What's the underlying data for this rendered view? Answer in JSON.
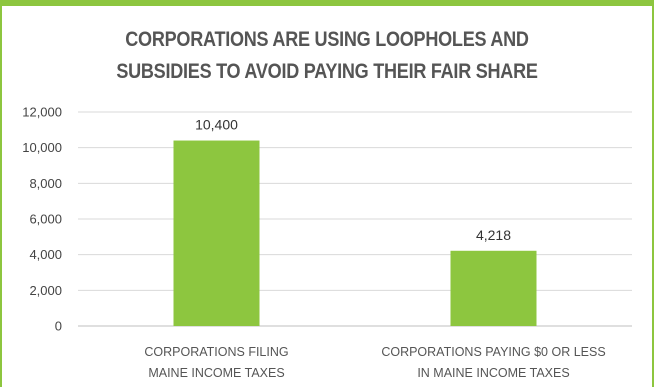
{
  "chart_data": {
    "type": "bar",
    "title_lines": [
      "CORPORATIONS ARE USING LOOPHOLES AND",
      "SUBSIDIES TO AVOID PAYING THEIR FAIR SHARE"
    ],
    "categories": [
      [
        "CORPORATIONS FILING",
        "MAINE INCOME TAXES"
      ],
      [
        "CORPORATIONS PAYING $0 OR LESS",
        "IN MAINE INCOME TAXES"
      ]
    ],
    "values": [
      10400,
      4218
    ],
    "data_labels": [
      "10,400",
      "4,218"
    ],
    "yticks": [
      0,
      2000,
      4000,
      6000,
      8000,
      10000,
      12000
    ],
    "ytick_labels": [
      "0",
      "2,000",
      "4,000",
      "6,000",
      "8,000",
      "10,000",
      "12,000"
    ],
    "ylim": [
      0,
      12000
    ],
    "grid": true,
    "legend": "none",
    "colors": {
      "bar": "#8dc63f",
      "grid": "#d9d9d9",
      "frame": "#8dc63f",
      "title": "#555555"
    }
  }
}
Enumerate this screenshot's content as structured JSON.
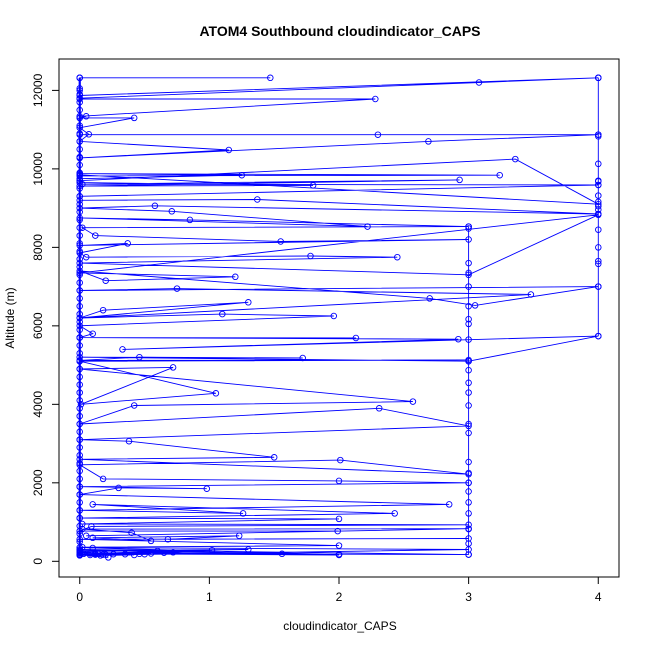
{
  "chart_data": {
    "type": "line",
    "title": "ATOM4 Southbound cloudindicator_CAPS",
    "xlabel": "cloudindicator_CAPS",
    "ylabel": "Altitude (m)",
    "xlim": [
      -0.16,
      4.16
    ],
    "ylim": [
      -400,
      12800
    ],
    "xticks": [
      0,
      1,
      2,
      3,
      4
    ],
    "yticks": [
      0,
      2000,
      4000,
      6000,
      8000,
      10000,
      12000
    ],
    "grid": false,
    "legend": "none",
    "marker": "open-circle",
    "series_color": "#0000ff",
    "series": [
      {
        "x": [
          0,
          0,
          1.47,
          0,
          0,
          4,
          3.08,
          0,
          0,
          2.28,
          0,
          0.05,
          0,
          0.42,
          0,
          0.07,
          0,
          1.15,
          0,
          0,
          2.3,
          4,
          2.69,
          0,
          0,
          3.36,
          4,
          0,
          0,
          3.24,
          0,
          1.25,
          0,
          0,
          1.8,
          0,
          2.93,
          0.02,
          4,
          0,
          0,
          1.37,
          4,
          0.58,
          0,
          0.71,
          2.22,
          0,
          0.85,
          3,
          0.02,
          0.12,
          1.55,
          3,
          0,
          0.37,
          0,
          0.05,
          1.78,
          2.45,
          0,
          3,
          4,
          0,
          1.2,
          0.2,
          0,
          2.7,
          3.05,
          4,
          0,
          0.75,
          3.48,
          0,
          1.3,
          0.18,
          0,
          1.1,
          1.96,
          0,
          0.1,
          0,
          2.13,
          0,
          2.92,
          0.33,
          4,
          3,
          0,
          1.72,
          0.46,
          0,
          3,
          0,
          1.05,
          0.01,
          0.72,
          0,
          2.57,
          0.42,
          0,
          2.31,
          3,
          0,
          0.38,
          1.5,
          0,
          3,
          2.01,
          0,
          0.18,
          2,
          3,
          0,
          0.98,
          0.3,
          0,
          2.85,
          0,
          1.26,
          0.1,
          2.43,
          0,
          2,
          0.02,
          3,
          0.09,
          0,
          1.99,
          0.05,
          3,
          0.02,
          0.4,
          0.55,
          0.1,
          1.23,
          0.68,
          3,
          0,
          2,
          0.02,
          0.1
        ],
        "y": [
          12050,
          12320,
          12320,
          12320,
          11870,
          12320,
          12200,
          11800,
          11780,
          11780,
          11340,
          11340,
          11300,
          11300,
          11050,
          10880,
          10700,
          10480,
          10280,
          10870,
          10870,
          10870,
          10700,
          10280,
          9700,
          10250,
          9100,
          9850,
          9820,
          9840,
          9880,
          9840,
          9750,
          9650,
          9580,
          9560,
          9720,
          9610,
          9590,
          9300,
          9200,
          9220,
          8850,
          9060,
          9000,
          8920,
          8530,
          8750,
          8700,
          8530,
          8500,
          8300,
          8150,
          8200,
          8050,
          8100,
          7860,
          7750,
          7780,
          7750,
          7600,
          7300,
          8830,
          7350,
          7250,
          7150,
          7400,
          6700,
          6520,
          7000,
          6900,
          6950,
          6800,
          6200,
          6600,
          6400,
          6200,
          6300,
          6250,
          6000,
          5800,
          5700,
          5690,
          5700,
          5660,
          5400,
          5740,
          5100,
          5200,
          5180,
          5200,
          5120,
          5130,
          5100,
          4280,
          4000,
          4940,
          4900,
          4070,
          3970,
          3500,
          3900,
          3450,
          3100,
          3060,
          2650,
          2600,
          2220,
          2580,
          2460,
          2100,
          2050,
          2000,
          1900,
          1850,
          1870,
          1700,
          1450,
          1300,
          1220,
          1450,
          1220,
          1100,
          1080,
          950,
          930,
          890,
          770,
          770,
          650,
          830,
          820,
          730,
          520,
          600,
          650,
          560,
          580,
          560,
          400,
          360,
          340
        ]
      },
      {
        "x": [
          3,
          3,
          3,
          3,
          3,
          3,
          3,
          3,
          3,
          3,
          3,
          3,
          3,
          3,
          3,
          3,
          3,
          3,
          3,
          3,
          3,
          3,
          3,
          3,
          3
        ],
        "y": [
          170,
          450,
          820,
          1220,
          1500,
          1780,
          2000,
          2250,
          2530,
          3270,
          3500,
          3970,
          4300,
          4550,
          4870,
          5100,
          5650,
          6050,
          6170,
          6500,
          7000,
          7350,
          7600,
          8480,
          8530
        ]
      },
      {
        "x": [
          4,
          4,
          4,
          4,
          4,
          4,
          4,
          4,
          4,
          4,
          4,
          4,
          4,
          4,
          4,
          4,
          4,
          4,
          4
        ],
        "y": [
          5740,
          7000,
          7580,
          7650,
          8000,
          8450,
          8850,
          8960,
          9050,
          9160,
          9320,
          9590,
          9700,
          9680,
          10130,
          10830,
          10870,
          12320,
          12320
        ]
      },
      {
        "x": [
          0,
          0.18,
          0.26,
          0.35,
          0.03,
          0.46,
          0.55,
          0,
          0.72,
          1.02,
          0.12,
          2,
          0.6,
          0.14,
          3,
          0,
          1.56,
          0.08,
          2,
          0.5,
          0.65,
          2,
          0,
          3,
          0,
          0.12,
          0.08,
          0,
          0.2,
          0,
          1.3,
          0,
          0.16,
          0.42,
          0,
          0.22,
          0
        ],
        "y": [
          160,
          170,
          180,
          180,
          190,
          190,
          200,
          210,
          230,
          280,
          190,
          160,
          260,
          200,
          170,
          300,
          190,
          200,
          180,
          180,
          220,
          170,
          350,
          300,
          150,
          170,
          160,
          230,
          170,
          250,
          300,
          270,
          150,
          160,
          180,
          100,
          170
        ]
      }
    ],
    "y_axis_dense_x": 0,
    "y_axis_dense_y": [
      160,
      300,
      500,
      700,
      900,
      1100,
      1300,
      1500,
      1700,
      1900,
      2100,
      2300,
      2500,
      2700,
      2900,
      3100,
      3300,
      3500,
      3700,
      3900,
      4100,
      4300,
      4500,
      4700,
      4900,
      5100,
      5300,
      5500,
      5700,
      5900,
      6100,
      6300,
      6500,
      6700,
      6900,
      7100,
      7300,
      7500,
      7700,
      7900,
      8100,
      8300,
      8500,
      8700,
      8900,
      9100,
      9300,
      9500,
      9700,
      9900,
      10100,
      10300,
      10500,
      10700,
      10900,
      11100,
      11300,
      11500,
      11700,
      11900,
      12000,
      12320
    ]
  }
}
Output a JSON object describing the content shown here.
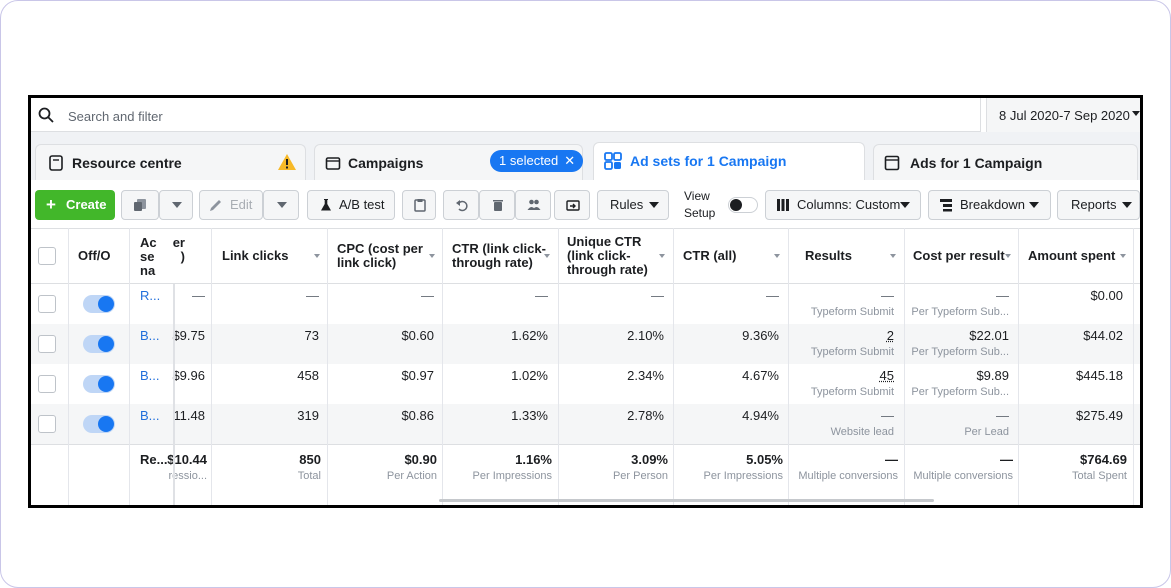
{
  "search": {
    "placeholder": "Search and filter"
  },
  "date_range": "8 Jul 2020-7 Sep 2020",
  "tabs": [
    {
      "label": "Resource centre",
      "icon": "document-icon"
    },
    {
      "label": "Campaigns",
      "icon": "folder-icon",
      "pill": "1 selected"
    },
    {
      "label": "Ad sets for 1 Campaign",
      "icon": "grid-icon",
      "active": true
    },
    {
      "label": "Ads for 1 Campaign",
      "icon": "ad-icon"
    }
  ],
  "toolbar": {
    "create": "Create",
    "edit": "Edit",
    "ab_test": "A/B test",
    "rules": "Rules",
    "view_setup_1": "View",
    "view_setup_2": "Setup",
    "columns": "Columns: Custom",
    "breakdown": "Breakdown",
    "reports": "Reports"
  },
  "colors": {
    "accent": "#1877f2",
    "create": "#42b72a",
    "warning": "#f7b928"
  },
  "headers": {
    "offon": "Off/O",
    "adset": [
      "Ac",
      "se",
      "na"
    ],
    "cut": [
      "er",
      ")"
    ],
    "link_clicks": "Link clicks",
    "cpc": [
      "CPC (cost per",
      "link click)"
    ],
    "ctr_link": [
      "CTR (link click-",
      "through rate)"
    ],
    "unique_ctr": [
      "Unique CTR",
      "(link click-",
      "through rate)"
    ],
    "ctr_all": "CTR (all)",
    "results": "Results",
    "cost_per_result": "Cost per result",
    "amount_spent": "Amount spent"
  },
  "rows": [
    {
      "name": "R...",
      "cut": "",
      "link_clicks": "—",
      "cpc": "—",
      "ctr_link": "—",
      "unique_ctr": "—",
      "ctr_all": "—",
      "results": "—",
      "results_sub": "Typeform Submit",
      "cpr": "—",
      "cpr_sub": "Per Typeform Sub...",
      "spent": "$0.00"
    },
    {
      "name": "B...",
      "cut": "$9.75",
      "link_clicks": "73",
      "cpc": "$0.60",
      "ctr_link": "1.62%",
      "unique_ctr": "2.10%",
      "ctr_all": "9.36%",
      "results": "2",
      "results_sub": "Typeform Submit",
      "cpr": "$22.01",
      "cpr_sub": "Per Typeform Sub...",
      "spent": "$44.02"
    },
    {
      "name": "B...",
      "cut": "$9.96",
      "link_clicks": "458",
      "cpc": "$0.97",
      "ctr_link": "1.02%",
      "unique_ctr": "2.34%",
      "ctr_all": "4.67%",
      "results": "45",
      "results_sub": "Typeform Submit",
      "cpr": "$9.89",
      "cpr_sub": "Per Typeform Sub...",
      "spent": "$445.18"
    },
    {
      "name": "B...",
      "cut": "11.48",
      "link_clicks": "319",
      "cpc": "$0.86",
      "ctr_link": "1.33%",
      "unique_ctr": "2.78%",
      "ctr_all": "4.94%",
      "results": "—",
      "results_sub": "Website lead",
      "cpr": "—",
      "cpr_sub": "Per Lead",
      "spent": "$275.49"
    }
  ],
  "totals": {
    "name": "Re...",
    "cut": "$10.44",
    "cut_sub": "ressio...",
    "link_clicks": "850",
    "link_clicks_sub": "Total",
    "cpc": "$0.90",
    "cpc_sub": "Per Action",
    "ctr_link": "1.16%",
    "ctr_link_sub": "Per Impressions",
    "unique_ctr": "3.09%",
    "unique_ctr_sub": "Per Person",
    "ctr_all": "5.05%",
    "ctr_all_sub": "Per Impressions",
    "results": "—",
    "results_sub": "Multiple conversions",
    "cpr": "—",
    "cpr_sub": "Multiple conversions",
    "spent": "$764.69",
    "spent_sub": "Total Spent"
  }
}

_REQUIREMENTS_: Locate each line with the word "CORPORATIONS" and copy it.

_WRITTEN SOLUTION_:
      "CORPORATIONS ARE USING LOOPHOLES AND",
        "CORPORATIONS FILING",
        "CORPORATIONS PAYING $0 OR LESS",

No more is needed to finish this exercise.